» **WHAT THE TASK REQUIRES**
What is the count of lines that hold the word "Астраханской"? Give only the number.

_ _ _ _ _

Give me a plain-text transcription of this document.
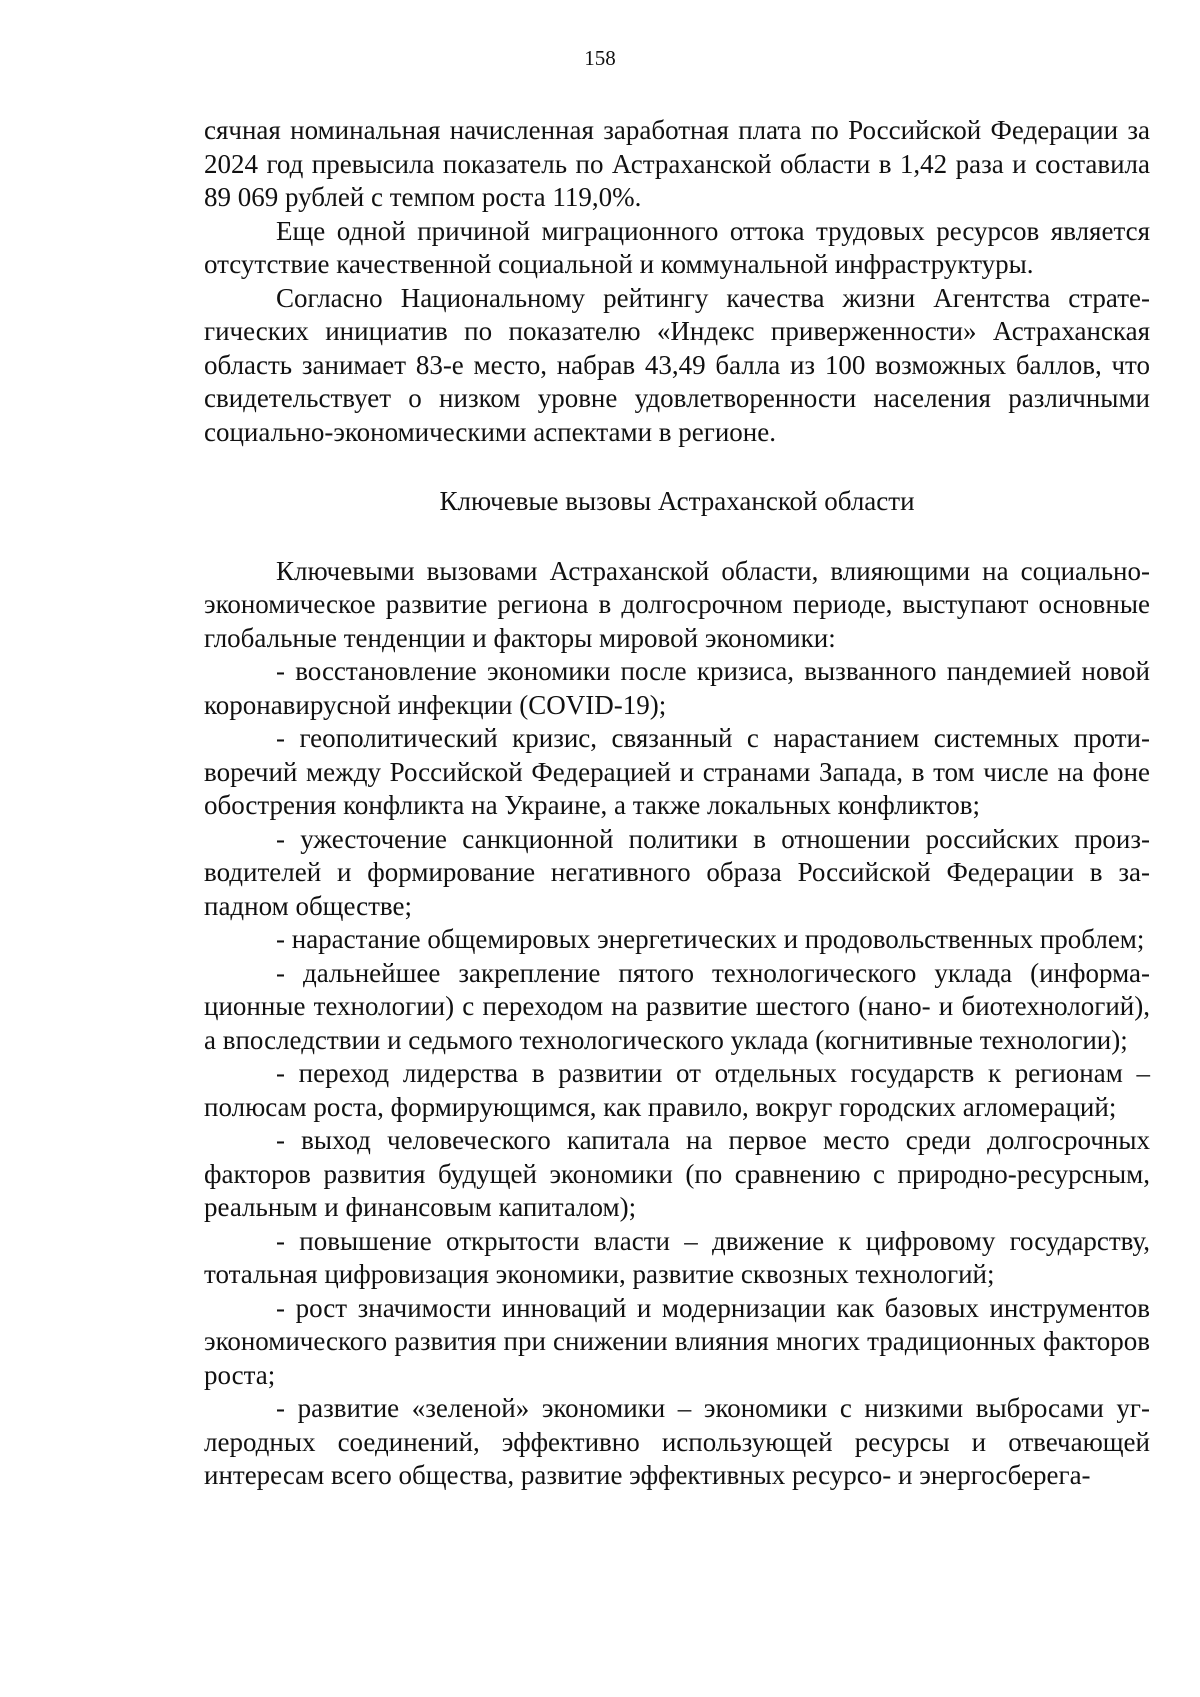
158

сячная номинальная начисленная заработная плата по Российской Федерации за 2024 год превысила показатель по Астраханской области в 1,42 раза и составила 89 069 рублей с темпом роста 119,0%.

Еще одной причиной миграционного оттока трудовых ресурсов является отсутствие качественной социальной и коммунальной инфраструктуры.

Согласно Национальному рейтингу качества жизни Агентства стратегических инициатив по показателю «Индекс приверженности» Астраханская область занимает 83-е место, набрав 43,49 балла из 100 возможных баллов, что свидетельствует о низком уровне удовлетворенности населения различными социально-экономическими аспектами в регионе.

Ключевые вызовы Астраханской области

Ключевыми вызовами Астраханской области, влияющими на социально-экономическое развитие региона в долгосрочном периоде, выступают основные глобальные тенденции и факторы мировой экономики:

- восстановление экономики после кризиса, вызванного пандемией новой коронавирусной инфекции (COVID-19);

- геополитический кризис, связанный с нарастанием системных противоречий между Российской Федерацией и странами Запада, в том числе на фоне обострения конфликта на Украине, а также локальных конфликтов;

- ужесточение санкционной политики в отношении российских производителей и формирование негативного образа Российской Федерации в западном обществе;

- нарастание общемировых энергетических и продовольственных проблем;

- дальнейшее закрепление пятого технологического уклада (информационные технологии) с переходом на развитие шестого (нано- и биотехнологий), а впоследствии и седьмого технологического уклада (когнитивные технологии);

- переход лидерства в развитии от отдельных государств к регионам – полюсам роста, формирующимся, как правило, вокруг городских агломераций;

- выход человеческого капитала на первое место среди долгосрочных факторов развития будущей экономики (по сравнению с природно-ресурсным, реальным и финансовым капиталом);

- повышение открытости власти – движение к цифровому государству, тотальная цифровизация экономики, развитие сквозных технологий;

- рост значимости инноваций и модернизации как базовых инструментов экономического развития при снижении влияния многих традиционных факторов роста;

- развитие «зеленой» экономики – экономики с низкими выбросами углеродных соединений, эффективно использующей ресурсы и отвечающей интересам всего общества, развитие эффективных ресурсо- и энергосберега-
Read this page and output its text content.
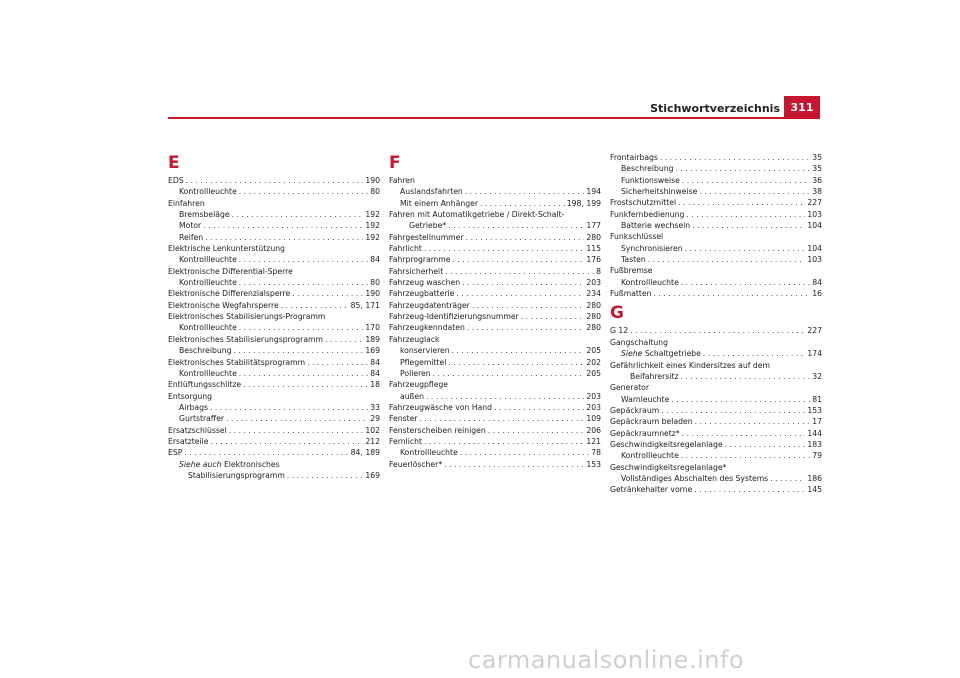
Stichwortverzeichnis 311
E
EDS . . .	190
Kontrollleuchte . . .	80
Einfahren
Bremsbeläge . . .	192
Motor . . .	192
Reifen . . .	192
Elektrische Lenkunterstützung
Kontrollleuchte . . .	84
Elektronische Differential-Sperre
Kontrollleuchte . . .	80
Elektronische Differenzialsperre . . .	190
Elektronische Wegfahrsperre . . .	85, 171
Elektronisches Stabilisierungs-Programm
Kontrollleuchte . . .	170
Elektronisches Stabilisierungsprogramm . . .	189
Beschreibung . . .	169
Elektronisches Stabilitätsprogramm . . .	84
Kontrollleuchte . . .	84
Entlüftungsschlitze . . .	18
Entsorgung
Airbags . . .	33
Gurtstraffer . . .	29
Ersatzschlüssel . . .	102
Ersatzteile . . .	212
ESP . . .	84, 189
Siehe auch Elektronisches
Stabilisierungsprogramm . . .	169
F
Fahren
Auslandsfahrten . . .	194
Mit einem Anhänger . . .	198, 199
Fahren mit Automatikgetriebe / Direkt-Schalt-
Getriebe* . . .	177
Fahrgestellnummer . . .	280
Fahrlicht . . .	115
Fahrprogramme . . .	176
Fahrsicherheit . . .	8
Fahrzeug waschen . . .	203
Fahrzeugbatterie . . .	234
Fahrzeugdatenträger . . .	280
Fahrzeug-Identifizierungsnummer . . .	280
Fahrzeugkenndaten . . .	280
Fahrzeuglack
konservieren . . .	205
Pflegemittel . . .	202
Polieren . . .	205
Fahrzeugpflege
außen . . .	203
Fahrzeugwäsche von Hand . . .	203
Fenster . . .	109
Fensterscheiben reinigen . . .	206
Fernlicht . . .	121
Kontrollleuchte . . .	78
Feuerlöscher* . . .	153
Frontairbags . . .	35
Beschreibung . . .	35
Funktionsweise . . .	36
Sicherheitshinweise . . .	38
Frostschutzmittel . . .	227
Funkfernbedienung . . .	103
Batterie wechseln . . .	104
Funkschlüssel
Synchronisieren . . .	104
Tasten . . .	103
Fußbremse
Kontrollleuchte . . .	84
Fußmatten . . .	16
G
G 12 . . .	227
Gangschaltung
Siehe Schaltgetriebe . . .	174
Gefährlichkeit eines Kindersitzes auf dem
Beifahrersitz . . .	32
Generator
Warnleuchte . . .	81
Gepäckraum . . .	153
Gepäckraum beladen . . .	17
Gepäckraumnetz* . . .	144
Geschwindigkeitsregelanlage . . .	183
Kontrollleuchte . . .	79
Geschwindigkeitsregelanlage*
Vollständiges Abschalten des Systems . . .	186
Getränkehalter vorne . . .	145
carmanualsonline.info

_ _ _ _ _

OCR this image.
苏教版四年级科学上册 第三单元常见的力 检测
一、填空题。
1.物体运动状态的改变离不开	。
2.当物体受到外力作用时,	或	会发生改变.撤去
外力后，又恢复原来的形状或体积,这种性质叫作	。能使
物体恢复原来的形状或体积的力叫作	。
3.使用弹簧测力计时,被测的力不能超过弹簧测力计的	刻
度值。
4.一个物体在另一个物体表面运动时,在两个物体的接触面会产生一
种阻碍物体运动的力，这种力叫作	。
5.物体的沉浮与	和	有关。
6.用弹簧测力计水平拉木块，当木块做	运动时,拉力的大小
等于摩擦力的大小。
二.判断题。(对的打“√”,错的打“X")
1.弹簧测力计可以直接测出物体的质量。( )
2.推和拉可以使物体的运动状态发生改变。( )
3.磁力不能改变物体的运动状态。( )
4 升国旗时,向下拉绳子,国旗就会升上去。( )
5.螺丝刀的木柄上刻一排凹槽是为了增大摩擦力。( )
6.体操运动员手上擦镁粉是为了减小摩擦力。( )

_ _ _ _ _

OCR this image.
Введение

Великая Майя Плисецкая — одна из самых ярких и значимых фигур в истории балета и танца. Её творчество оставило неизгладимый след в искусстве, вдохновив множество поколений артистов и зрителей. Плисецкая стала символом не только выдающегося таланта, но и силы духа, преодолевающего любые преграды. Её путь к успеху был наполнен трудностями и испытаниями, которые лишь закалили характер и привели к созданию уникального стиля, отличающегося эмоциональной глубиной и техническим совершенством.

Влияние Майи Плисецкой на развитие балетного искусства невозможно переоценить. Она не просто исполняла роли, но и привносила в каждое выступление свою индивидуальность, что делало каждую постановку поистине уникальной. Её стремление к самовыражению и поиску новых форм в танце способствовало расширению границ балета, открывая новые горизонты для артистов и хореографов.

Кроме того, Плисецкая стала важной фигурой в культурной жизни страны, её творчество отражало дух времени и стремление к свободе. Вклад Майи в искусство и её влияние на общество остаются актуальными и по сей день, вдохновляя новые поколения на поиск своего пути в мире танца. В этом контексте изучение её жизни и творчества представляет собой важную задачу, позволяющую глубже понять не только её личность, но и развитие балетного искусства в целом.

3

_ _ _ _ _

» **OUTPUT OF THE TASK**
3